[Raw records]
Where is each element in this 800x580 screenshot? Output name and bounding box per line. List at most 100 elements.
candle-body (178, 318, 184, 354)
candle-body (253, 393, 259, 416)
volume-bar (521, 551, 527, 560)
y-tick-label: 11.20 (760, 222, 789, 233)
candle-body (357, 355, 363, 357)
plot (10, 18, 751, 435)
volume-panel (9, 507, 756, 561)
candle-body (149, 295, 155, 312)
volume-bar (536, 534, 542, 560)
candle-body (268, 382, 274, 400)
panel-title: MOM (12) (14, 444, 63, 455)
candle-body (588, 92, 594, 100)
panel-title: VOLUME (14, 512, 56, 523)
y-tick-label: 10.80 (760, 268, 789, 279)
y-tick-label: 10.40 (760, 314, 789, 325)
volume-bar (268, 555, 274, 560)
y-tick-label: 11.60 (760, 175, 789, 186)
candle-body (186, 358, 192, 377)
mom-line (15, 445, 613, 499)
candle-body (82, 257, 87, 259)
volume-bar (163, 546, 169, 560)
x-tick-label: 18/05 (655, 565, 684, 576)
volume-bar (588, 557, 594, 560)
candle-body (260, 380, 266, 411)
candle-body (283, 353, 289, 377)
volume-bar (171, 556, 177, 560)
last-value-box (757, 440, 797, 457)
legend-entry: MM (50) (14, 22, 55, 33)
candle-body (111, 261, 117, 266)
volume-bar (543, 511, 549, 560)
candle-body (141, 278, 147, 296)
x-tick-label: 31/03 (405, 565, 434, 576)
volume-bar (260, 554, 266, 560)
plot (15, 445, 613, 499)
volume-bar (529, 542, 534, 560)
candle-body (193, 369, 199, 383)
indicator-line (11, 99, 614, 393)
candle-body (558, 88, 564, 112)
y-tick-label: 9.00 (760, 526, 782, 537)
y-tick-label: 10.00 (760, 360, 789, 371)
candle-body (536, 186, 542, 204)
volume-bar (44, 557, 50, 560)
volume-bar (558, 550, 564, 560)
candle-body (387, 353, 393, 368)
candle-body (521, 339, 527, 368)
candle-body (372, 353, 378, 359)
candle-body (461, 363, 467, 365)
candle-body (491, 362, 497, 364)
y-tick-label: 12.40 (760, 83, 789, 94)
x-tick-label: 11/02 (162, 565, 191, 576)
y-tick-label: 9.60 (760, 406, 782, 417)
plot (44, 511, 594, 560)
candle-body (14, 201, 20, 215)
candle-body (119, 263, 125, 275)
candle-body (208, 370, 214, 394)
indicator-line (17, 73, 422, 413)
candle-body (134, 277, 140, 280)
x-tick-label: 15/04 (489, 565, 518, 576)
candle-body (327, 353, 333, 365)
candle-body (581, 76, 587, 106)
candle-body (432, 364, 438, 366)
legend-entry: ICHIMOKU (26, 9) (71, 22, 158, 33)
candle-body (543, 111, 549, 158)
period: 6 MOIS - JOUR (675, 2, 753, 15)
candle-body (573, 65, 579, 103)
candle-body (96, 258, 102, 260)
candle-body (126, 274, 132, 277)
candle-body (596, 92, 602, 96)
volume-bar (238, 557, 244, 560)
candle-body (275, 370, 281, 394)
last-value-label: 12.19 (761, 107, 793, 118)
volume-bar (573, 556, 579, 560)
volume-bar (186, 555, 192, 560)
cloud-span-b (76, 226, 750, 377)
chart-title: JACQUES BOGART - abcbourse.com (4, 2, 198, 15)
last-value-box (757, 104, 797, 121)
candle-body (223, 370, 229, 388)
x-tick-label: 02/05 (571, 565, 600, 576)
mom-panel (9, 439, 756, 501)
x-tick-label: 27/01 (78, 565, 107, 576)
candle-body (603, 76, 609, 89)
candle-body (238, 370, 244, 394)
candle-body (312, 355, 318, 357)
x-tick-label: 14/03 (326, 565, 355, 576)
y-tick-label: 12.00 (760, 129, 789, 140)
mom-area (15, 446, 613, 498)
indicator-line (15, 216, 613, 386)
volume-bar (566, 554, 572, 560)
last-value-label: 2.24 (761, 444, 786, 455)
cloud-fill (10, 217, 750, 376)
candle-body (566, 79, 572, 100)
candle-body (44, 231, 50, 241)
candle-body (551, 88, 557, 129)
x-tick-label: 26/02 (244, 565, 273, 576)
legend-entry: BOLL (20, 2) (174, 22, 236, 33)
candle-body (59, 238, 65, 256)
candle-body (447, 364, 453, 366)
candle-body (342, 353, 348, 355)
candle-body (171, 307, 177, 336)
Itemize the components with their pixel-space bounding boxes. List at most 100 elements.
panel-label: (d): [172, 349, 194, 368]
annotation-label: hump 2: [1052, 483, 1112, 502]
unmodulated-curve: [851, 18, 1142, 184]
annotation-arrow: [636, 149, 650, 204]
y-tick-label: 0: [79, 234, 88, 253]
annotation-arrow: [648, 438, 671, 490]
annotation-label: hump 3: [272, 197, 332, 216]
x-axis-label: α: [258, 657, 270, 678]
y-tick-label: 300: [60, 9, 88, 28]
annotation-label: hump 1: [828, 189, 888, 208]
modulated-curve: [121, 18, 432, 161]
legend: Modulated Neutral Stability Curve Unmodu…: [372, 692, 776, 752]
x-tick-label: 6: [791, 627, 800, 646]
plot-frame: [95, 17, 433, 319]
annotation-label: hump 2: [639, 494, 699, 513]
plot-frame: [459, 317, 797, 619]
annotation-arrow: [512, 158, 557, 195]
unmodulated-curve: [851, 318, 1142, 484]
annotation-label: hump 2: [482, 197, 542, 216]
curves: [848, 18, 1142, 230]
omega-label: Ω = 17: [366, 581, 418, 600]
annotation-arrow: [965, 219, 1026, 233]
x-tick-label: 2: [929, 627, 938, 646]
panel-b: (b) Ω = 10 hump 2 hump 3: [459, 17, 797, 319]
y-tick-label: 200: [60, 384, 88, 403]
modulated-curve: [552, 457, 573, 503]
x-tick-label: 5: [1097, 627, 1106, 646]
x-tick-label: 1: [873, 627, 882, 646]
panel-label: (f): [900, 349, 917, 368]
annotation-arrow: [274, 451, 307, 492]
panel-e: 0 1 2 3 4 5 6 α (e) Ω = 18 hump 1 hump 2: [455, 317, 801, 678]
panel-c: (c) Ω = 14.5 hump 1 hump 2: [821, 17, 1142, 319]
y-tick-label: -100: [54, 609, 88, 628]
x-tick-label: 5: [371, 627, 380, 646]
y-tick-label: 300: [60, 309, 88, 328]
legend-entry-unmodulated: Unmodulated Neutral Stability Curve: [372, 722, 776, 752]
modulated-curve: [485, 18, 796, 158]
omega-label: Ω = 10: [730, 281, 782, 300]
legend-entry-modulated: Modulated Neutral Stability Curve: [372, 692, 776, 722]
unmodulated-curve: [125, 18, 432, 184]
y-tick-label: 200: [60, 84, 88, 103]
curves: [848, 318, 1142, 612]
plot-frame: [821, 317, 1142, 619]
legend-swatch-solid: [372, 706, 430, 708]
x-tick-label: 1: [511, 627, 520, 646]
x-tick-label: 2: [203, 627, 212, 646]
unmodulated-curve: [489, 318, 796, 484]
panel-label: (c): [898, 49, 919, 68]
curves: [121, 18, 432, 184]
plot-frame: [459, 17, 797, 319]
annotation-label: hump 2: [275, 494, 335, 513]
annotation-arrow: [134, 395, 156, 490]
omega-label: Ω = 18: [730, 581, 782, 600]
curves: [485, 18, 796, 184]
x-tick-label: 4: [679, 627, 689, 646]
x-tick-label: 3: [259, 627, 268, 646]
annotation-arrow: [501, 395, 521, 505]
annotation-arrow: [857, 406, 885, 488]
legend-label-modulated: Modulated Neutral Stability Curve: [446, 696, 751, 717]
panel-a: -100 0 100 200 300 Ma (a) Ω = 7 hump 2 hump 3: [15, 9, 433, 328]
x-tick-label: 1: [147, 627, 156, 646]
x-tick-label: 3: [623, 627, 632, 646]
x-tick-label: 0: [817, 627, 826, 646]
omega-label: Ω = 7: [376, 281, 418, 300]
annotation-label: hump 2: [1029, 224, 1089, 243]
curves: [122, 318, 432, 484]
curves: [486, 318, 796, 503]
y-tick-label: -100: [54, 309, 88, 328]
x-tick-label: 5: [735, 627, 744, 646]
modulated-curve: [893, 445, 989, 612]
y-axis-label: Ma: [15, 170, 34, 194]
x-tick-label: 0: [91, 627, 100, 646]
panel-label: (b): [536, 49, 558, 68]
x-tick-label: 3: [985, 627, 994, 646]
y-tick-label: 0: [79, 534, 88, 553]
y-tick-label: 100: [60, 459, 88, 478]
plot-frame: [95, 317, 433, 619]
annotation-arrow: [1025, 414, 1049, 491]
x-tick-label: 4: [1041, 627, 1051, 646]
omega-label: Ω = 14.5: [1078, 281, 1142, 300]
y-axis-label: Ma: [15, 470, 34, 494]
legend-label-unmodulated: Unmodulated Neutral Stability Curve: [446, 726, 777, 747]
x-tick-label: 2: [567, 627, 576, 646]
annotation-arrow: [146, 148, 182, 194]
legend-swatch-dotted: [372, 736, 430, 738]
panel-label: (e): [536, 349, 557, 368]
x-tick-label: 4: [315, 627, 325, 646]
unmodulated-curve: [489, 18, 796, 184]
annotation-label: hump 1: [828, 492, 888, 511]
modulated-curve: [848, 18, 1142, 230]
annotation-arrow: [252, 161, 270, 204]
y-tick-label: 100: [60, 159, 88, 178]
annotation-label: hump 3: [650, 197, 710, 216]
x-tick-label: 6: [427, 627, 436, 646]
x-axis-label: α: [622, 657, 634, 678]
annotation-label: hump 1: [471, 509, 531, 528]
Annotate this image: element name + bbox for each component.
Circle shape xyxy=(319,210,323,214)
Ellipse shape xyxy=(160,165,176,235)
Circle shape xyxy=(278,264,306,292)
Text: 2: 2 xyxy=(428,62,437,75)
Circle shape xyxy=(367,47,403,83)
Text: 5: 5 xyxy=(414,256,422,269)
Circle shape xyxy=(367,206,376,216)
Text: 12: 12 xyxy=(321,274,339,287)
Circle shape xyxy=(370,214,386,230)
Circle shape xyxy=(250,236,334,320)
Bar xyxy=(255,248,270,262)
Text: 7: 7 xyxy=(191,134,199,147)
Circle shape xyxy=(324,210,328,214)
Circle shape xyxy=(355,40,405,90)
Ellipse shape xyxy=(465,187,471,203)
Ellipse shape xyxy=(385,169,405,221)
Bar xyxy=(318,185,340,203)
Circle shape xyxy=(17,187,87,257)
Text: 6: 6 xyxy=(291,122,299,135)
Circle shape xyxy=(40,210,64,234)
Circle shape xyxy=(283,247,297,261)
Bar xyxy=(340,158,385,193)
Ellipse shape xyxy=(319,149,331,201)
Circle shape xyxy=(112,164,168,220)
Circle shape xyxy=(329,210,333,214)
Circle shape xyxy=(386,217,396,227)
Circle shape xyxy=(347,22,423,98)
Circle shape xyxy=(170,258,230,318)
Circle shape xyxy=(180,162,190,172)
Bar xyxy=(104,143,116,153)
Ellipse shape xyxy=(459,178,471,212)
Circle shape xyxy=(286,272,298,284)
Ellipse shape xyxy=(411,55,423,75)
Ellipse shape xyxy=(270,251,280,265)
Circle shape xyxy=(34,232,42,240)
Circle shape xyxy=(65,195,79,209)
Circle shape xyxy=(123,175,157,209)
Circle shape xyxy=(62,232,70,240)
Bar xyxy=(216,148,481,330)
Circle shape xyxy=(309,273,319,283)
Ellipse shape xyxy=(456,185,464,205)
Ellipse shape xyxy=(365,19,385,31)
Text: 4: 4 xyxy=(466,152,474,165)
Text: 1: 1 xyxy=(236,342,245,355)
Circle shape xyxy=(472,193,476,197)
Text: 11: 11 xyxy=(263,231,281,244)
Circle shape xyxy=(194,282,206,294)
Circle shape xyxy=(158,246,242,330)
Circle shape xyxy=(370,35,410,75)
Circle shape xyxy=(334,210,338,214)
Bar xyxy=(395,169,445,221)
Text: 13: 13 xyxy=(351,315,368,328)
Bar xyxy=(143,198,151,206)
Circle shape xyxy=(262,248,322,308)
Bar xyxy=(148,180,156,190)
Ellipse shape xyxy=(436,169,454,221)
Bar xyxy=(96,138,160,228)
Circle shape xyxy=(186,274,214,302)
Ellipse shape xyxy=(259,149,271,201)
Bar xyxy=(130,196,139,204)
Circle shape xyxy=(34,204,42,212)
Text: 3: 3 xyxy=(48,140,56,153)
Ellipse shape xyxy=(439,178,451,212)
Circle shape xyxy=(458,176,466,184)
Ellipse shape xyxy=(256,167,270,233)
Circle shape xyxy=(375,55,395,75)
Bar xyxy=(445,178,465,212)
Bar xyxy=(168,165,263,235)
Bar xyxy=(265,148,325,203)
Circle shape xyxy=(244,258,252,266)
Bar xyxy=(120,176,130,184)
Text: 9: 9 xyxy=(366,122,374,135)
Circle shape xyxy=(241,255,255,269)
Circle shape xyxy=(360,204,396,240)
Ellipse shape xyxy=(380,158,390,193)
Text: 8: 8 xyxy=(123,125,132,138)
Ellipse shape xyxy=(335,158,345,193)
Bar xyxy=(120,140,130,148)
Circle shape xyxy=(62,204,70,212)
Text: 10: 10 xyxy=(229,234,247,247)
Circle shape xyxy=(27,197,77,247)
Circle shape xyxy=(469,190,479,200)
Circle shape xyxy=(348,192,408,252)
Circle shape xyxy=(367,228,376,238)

> [Problem]:
Transcribe the material verbatim, beginning with its first line and ending with the line that contains "candle-body (141, 278, 147, 296)", both included.

> [Solution to this task]:
Where is each element in this 800x580 screenshot? Output name and bounding box per line. List at most 100 elements.
candle-body (178, 318, 184, 354)
candle-body (253, 393, 259, 416)
volume-bar (521, 551, 527, 560)
y-tick-label: 11.20 (760, 222, 789, 233)
candle-body (357, 355, 363, 357)
plot (10, 18, 751, 435)
volume-panel (9, 507, 756, 561)
candle-body (149, 295, 155, 312)
volume-bar (536, 534, 542, 560)
candle-body (268, 382, 274, 400)
panel-title: MOM (12) (14, 444, 63, 455)
candle-body (588, 92, 594, 100)
panel-title: VOLUME (14, 512, 56, 523)
y-tick-label: 10.80 (760, 268, 789, 279)
y-tick-label: 10.40 (760, 314, 789, 325)
volume-bar (268, 555, 274, 560)
y-tick-label: 11.60 (760, 175, 789, 186)
candle-body (186, 358, 192, 377)
mom-line (15, 445, 613, 499)
candle-body (82, 257, 87, 259)
volume-bar (163, 546, 169, 560)
x-tick-label: 18/05 (655, 565, 684, 576)
volume-bar (588, 557, 594, 560)
candle-body (260, 380, 266, 411)
candle-body (283, 353, 289, 377)
volume-bar (171, 556, 177, 560)
last-value-box (757, 440, 797, 457)
legend-entry: MM (50) (14, 22, 55, 33)
candle-body (111, 261, 117, 266)
volume-bar (543, 511, 549, 560)
candle-body (141, 278, 147, 296)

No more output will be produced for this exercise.